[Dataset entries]
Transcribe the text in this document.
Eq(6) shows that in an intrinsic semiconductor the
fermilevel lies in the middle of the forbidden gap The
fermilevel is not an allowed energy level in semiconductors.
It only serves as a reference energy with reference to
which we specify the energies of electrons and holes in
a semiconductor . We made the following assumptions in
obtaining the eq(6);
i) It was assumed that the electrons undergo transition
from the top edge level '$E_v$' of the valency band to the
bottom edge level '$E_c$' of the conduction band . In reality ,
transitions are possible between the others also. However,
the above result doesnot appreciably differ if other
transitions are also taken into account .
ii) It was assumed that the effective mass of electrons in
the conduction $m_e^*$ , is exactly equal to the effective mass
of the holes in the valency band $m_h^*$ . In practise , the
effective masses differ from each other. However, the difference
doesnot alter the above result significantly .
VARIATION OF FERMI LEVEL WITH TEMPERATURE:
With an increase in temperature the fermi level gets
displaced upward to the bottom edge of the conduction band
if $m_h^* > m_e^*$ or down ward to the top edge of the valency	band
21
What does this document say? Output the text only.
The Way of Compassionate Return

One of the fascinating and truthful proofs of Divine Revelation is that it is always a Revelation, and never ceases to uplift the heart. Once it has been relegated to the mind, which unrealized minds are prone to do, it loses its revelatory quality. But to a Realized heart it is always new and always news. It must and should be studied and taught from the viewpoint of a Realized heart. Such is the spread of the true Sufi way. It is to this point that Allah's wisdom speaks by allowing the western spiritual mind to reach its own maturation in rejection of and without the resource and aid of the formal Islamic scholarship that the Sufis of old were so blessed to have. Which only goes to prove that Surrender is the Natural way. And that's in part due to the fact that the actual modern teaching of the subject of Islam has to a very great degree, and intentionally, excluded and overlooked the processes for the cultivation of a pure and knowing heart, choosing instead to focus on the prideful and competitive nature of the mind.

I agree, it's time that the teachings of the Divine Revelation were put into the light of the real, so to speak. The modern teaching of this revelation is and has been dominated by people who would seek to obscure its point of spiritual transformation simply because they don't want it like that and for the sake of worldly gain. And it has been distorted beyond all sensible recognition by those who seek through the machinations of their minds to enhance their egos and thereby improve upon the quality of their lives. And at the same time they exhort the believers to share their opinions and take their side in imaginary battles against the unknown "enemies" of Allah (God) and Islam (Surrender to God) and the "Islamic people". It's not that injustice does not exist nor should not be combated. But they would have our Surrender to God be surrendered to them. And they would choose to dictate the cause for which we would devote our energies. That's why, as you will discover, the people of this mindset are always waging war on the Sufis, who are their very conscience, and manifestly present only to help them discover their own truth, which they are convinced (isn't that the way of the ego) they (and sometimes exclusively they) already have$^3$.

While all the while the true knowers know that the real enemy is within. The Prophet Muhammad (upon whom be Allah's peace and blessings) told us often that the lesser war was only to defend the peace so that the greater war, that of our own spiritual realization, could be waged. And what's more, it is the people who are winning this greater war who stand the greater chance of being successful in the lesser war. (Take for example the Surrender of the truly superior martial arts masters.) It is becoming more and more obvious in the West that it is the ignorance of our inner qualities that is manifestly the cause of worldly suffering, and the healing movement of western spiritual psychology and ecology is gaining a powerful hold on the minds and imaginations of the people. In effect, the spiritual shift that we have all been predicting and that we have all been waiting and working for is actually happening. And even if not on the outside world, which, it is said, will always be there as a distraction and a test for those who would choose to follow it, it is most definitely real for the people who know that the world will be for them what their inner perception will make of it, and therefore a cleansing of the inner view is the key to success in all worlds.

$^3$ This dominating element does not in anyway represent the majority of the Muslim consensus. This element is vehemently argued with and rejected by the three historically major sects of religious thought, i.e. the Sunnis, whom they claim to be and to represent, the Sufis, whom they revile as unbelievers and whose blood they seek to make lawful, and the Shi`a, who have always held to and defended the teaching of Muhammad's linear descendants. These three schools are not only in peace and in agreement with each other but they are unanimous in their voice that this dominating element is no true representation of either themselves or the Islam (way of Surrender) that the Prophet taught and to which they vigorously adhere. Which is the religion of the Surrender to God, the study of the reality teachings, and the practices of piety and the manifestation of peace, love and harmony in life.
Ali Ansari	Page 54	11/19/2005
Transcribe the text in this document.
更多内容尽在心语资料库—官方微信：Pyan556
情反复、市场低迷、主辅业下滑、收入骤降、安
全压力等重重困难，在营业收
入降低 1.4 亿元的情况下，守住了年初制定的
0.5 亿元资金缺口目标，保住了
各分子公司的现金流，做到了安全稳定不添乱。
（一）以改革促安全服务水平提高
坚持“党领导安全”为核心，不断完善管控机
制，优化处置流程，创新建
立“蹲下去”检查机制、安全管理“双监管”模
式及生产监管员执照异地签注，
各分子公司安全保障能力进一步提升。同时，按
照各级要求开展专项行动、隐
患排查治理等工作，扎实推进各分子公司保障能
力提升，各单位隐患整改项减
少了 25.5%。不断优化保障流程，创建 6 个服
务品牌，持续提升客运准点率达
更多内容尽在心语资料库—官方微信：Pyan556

## Task objective
Track down every line with the word "However" and copy it.

## Complete output
transitions are possible between the others also. However,
effective masses differ from each other. However, the difference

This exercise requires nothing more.